====== Data for this exercise

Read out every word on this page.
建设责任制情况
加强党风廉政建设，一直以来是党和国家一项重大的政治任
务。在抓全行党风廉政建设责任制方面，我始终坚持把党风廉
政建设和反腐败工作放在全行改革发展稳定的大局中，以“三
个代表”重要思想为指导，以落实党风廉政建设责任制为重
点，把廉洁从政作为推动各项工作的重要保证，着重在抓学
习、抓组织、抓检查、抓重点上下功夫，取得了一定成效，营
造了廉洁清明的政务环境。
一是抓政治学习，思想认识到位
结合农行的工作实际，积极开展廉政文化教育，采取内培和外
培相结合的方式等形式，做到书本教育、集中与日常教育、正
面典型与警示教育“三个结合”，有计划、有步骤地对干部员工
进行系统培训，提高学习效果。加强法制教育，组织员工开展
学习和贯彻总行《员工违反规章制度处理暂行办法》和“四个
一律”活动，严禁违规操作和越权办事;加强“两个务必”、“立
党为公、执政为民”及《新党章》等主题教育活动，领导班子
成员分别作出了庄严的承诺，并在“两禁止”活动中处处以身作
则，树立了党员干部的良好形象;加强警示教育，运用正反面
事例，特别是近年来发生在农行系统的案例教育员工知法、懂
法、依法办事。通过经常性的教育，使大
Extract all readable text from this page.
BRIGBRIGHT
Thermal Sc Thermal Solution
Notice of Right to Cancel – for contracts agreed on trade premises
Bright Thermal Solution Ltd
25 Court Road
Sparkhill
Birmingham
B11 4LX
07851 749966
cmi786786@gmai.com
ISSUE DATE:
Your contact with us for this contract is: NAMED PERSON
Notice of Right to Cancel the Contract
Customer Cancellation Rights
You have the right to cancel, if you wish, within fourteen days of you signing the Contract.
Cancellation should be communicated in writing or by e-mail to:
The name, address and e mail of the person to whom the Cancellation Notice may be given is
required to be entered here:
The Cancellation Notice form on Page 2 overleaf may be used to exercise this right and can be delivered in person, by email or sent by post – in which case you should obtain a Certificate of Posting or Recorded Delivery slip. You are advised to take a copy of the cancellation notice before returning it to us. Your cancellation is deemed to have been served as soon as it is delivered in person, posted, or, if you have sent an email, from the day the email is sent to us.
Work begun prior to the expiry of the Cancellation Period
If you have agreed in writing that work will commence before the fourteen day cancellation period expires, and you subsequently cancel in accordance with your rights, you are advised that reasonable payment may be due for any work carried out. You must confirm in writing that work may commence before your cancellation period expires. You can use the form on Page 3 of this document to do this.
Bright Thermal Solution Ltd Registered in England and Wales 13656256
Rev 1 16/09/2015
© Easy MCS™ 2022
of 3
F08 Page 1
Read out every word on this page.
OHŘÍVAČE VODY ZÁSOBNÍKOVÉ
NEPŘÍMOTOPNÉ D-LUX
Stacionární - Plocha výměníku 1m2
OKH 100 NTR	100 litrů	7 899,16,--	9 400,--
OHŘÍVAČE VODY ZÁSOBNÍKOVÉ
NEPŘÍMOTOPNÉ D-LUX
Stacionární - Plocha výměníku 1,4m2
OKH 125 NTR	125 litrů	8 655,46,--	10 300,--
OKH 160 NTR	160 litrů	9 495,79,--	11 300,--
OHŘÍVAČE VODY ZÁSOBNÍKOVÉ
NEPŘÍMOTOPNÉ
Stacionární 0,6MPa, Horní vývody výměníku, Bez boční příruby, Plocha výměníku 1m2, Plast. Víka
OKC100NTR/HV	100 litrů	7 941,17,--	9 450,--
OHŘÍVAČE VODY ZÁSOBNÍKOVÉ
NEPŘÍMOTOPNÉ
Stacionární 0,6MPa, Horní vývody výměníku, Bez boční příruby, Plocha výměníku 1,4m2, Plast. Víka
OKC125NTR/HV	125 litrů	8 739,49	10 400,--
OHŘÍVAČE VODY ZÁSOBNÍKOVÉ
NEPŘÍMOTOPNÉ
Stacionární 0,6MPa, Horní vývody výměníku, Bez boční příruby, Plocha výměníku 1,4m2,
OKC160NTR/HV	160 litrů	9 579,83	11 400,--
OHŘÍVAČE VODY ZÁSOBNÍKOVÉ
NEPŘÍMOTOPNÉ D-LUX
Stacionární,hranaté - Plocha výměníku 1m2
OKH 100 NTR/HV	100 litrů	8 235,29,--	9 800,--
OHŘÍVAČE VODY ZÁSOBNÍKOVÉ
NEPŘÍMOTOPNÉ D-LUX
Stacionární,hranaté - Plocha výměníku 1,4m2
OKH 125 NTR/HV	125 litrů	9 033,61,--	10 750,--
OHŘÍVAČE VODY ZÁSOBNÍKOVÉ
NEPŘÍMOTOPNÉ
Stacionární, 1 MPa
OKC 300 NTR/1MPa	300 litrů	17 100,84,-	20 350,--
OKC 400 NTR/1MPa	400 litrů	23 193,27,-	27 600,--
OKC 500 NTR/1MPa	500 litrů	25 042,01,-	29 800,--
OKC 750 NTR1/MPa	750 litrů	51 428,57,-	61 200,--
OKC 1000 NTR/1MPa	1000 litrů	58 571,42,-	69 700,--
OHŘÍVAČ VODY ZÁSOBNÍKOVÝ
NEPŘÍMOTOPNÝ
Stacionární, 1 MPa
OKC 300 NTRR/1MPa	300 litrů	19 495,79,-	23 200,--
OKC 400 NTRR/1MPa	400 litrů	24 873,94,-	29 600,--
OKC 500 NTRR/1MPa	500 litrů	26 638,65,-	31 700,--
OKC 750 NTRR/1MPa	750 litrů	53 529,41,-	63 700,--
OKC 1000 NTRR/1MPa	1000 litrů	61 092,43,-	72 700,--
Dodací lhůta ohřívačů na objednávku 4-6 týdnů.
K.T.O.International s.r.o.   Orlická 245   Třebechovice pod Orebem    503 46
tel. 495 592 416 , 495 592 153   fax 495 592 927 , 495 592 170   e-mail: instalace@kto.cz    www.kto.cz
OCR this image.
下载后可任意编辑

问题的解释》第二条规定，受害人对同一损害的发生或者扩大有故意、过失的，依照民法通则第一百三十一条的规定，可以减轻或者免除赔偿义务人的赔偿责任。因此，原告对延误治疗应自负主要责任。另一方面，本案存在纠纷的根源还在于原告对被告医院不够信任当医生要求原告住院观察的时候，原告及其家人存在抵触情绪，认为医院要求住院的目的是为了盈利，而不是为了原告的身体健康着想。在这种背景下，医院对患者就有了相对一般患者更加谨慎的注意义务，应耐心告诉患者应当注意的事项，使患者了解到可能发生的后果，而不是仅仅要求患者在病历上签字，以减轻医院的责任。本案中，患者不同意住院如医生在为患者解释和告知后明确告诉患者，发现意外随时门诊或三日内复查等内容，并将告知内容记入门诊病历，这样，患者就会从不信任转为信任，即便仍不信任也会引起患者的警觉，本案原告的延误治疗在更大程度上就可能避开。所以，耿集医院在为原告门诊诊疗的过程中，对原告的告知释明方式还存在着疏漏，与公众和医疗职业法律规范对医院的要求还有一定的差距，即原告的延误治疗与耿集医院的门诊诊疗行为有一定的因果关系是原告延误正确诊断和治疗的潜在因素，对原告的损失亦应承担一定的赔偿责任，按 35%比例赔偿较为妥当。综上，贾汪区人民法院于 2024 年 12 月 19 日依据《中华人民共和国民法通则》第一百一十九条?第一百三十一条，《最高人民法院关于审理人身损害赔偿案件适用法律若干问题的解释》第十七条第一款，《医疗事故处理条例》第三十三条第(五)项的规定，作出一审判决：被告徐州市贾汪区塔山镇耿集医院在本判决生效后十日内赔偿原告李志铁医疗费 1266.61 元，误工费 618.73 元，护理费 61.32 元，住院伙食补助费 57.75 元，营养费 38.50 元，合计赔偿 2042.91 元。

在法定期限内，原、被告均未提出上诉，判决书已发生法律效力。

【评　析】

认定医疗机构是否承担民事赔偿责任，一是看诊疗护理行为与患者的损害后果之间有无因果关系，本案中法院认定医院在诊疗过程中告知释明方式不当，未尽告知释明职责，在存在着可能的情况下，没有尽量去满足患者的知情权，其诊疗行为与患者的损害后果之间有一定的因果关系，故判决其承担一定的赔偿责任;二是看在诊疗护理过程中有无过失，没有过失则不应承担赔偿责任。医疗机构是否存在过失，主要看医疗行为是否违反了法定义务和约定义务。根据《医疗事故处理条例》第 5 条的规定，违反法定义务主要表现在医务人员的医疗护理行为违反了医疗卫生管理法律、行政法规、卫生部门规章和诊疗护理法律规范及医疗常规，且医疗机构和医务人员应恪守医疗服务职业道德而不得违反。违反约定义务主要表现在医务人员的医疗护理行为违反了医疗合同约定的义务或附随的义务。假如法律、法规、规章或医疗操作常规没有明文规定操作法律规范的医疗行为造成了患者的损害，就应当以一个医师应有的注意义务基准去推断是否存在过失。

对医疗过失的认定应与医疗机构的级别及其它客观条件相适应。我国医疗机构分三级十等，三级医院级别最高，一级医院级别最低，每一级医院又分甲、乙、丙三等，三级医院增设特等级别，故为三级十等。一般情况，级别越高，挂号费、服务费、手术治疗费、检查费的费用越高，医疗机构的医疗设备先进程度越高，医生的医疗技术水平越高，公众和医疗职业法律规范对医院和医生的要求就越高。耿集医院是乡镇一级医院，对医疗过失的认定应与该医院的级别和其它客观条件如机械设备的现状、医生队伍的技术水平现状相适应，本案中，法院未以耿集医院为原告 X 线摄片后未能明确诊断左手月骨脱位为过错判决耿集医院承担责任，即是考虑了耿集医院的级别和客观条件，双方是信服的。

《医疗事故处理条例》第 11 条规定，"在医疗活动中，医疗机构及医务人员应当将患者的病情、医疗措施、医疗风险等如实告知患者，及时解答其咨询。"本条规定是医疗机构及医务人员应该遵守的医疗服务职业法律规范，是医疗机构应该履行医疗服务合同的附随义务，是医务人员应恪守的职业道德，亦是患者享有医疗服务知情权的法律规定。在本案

============

## What to produce
What is the number of lines in the listing that include the word "Solution"? Give that number and nothing else.

## Correct answer
3